## Dataset rows about figures
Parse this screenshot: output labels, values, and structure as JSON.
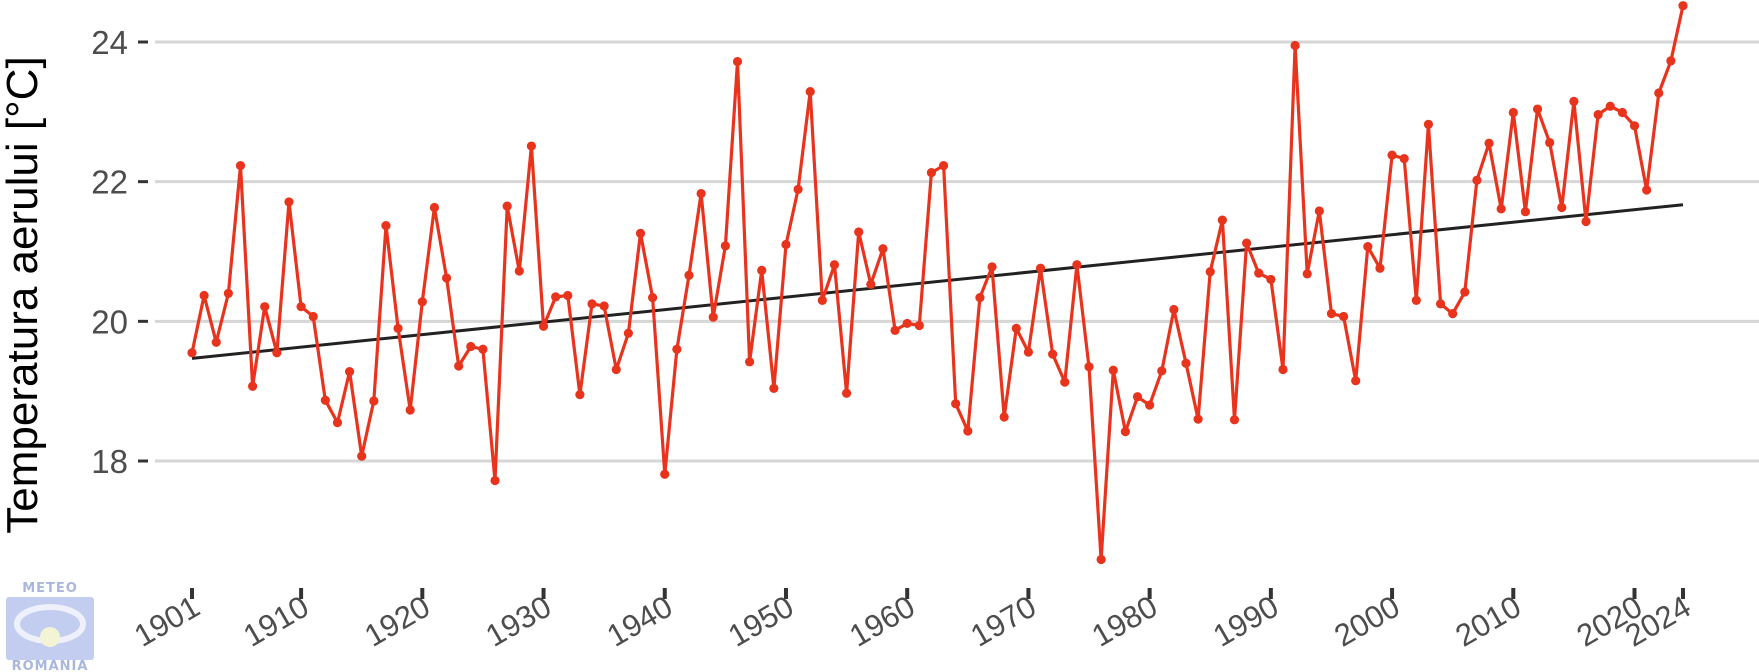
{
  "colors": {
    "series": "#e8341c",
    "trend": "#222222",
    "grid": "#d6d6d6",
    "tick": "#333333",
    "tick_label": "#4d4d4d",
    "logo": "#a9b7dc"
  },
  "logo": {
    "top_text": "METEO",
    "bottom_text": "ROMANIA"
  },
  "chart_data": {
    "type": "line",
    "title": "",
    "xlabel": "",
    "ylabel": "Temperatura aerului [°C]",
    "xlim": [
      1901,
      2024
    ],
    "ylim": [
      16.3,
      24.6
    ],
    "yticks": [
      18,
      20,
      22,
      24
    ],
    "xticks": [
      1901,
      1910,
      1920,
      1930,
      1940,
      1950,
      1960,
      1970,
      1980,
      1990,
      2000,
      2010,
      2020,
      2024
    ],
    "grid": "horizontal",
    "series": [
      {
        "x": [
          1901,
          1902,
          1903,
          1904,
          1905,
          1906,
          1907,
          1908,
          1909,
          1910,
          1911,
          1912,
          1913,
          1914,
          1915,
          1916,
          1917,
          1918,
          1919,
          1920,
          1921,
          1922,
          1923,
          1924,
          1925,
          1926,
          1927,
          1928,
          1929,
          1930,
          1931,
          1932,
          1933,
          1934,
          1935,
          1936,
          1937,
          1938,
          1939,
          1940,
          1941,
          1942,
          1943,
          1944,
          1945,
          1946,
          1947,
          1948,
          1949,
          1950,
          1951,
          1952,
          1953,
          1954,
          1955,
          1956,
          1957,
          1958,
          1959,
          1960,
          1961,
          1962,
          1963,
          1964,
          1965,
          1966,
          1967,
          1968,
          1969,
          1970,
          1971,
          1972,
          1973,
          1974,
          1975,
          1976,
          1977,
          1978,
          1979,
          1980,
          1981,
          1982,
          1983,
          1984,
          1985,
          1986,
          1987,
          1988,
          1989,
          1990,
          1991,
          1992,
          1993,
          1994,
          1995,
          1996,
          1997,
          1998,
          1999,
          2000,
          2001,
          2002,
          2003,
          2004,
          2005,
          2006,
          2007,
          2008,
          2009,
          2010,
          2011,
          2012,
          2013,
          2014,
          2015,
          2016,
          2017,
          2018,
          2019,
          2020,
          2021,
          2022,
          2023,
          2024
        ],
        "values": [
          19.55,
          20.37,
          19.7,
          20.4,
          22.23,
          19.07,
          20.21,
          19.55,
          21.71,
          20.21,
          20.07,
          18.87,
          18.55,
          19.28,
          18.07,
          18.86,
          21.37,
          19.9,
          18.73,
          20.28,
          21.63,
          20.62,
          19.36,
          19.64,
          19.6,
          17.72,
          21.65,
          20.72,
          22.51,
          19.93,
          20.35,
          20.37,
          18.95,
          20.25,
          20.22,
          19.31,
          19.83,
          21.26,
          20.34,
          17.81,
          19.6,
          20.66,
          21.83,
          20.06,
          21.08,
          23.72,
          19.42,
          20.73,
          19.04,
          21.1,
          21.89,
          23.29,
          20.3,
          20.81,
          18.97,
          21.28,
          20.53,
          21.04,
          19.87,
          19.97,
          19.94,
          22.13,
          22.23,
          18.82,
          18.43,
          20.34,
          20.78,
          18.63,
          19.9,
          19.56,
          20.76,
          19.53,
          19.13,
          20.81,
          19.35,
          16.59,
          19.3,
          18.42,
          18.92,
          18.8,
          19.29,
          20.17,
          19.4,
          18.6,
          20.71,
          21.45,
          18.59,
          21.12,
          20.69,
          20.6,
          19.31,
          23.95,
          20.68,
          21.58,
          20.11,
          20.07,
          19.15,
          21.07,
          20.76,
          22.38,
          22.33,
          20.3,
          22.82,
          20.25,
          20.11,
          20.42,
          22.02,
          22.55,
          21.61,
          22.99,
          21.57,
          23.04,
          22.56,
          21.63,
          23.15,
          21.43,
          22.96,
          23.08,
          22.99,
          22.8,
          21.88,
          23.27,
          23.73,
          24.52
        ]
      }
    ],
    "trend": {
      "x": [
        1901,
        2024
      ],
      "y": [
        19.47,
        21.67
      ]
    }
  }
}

--

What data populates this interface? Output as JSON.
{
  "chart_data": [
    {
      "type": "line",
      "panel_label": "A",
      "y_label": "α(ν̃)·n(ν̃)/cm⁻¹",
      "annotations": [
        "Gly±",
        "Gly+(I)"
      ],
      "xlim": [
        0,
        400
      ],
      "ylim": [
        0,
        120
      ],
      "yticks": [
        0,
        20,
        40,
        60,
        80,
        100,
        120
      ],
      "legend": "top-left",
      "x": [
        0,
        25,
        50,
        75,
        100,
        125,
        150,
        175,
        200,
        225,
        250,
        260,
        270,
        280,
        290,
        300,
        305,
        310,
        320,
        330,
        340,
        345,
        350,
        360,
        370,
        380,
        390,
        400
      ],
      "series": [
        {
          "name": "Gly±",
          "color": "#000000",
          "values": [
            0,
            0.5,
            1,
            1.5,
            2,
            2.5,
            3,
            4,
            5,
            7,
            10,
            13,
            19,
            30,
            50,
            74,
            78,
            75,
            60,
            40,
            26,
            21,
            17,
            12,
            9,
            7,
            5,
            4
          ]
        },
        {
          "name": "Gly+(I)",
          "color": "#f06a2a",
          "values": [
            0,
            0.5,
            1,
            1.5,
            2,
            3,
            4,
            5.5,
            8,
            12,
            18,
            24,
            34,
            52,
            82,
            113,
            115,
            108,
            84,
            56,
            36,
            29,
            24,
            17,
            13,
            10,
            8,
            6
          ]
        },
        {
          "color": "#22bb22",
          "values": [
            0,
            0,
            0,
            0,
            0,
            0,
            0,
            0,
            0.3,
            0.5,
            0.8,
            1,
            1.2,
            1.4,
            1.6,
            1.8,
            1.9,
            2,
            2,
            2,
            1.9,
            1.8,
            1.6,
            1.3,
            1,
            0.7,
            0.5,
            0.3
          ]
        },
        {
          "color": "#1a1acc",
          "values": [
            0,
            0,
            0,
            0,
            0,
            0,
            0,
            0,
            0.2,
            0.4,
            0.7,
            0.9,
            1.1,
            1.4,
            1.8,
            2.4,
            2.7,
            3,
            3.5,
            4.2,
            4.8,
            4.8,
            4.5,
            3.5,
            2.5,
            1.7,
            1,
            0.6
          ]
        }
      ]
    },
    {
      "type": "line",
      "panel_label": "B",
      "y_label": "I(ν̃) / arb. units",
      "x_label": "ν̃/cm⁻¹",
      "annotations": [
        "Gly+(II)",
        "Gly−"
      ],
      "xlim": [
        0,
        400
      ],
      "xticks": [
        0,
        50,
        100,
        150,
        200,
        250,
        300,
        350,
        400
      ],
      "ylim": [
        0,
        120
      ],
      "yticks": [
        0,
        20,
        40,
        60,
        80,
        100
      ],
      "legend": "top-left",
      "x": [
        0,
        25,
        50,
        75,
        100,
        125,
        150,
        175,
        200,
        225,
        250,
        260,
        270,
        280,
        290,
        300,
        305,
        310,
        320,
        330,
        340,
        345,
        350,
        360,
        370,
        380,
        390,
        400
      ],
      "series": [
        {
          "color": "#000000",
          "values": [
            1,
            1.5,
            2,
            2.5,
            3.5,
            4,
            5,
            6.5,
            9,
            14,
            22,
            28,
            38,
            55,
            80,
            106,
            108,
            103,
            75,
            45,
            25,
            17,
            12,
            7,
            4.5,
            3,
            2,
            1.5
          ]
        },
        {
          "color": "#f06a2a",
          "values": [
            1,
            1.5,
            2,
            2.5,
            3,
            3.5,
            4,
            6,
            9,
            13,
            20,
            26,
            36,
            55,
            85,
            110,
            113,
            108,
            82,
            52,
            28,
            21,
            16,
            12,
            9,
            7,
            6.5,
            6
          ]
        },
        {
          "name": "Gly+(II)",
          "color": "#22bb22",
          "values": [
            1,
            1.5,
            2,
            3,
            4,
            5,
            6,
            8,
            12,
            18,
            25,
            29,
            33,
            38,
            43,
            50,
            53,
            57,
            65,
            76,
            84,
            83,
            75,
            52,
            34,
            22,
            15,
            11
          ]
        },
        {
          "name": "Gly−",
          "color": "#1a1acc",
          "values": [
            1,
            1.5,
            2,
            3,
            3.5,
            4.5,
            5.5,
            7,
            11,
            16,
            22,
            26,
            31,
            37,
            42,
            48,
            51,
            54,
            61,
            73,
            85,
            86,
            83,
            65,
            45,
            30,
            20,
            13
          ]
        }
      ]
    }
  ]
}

## Given task
Read through the entries and copy every line that includes "name".

## Solution
          "name": "Gly±",
          "name": "Gly+(I)",
          "name": "Gly+(II)",
          "name": "Gly−",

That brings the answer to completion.